[Saved entries]
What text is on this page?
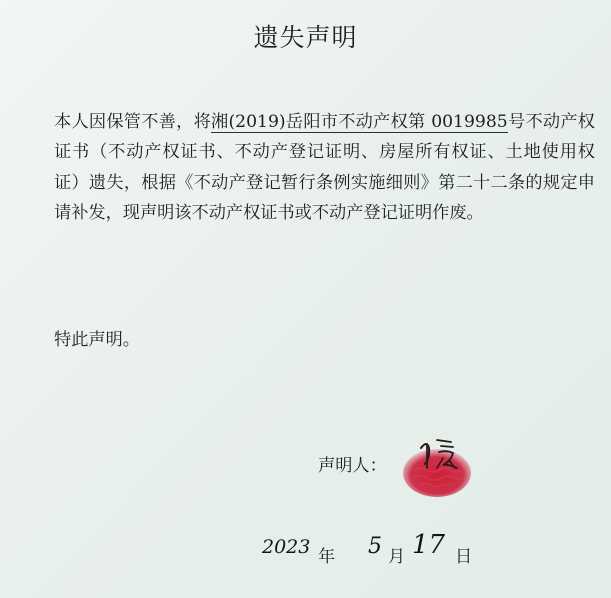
遗失声明

本人因保管不善，将湘(2019)岳阳市不动产权第 0019985号不动产权证书（不动产权证书、不动产登记证明、房屋所有权证、土地使用权证）遗失，根据《不动产登记暂行条例实施细则》第二十二条的规定申请补发，现声明该不动产权证书或不动产登记证明作废。

特此声明。
声明人：
2023 年 5 月 17 日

> **What needs to be done**:
Omit any images, then output the listing exactly.

> **Reply to the task**:
What text is on this page?
遗失声明

本人因保管不善，将湘(2019)岳阳市不动产权第 0019985号不动产权证书（不动产权证书、不动产登记证明、房屋所有权证、土地使用权证）遗失，根据《不动产登记暂行条例实施细则》第二十二条的规定申请补发，现声明该不动产权证书或不动产登记证明作废。

特此声明。
声明人：
2023 年 5 月 17 日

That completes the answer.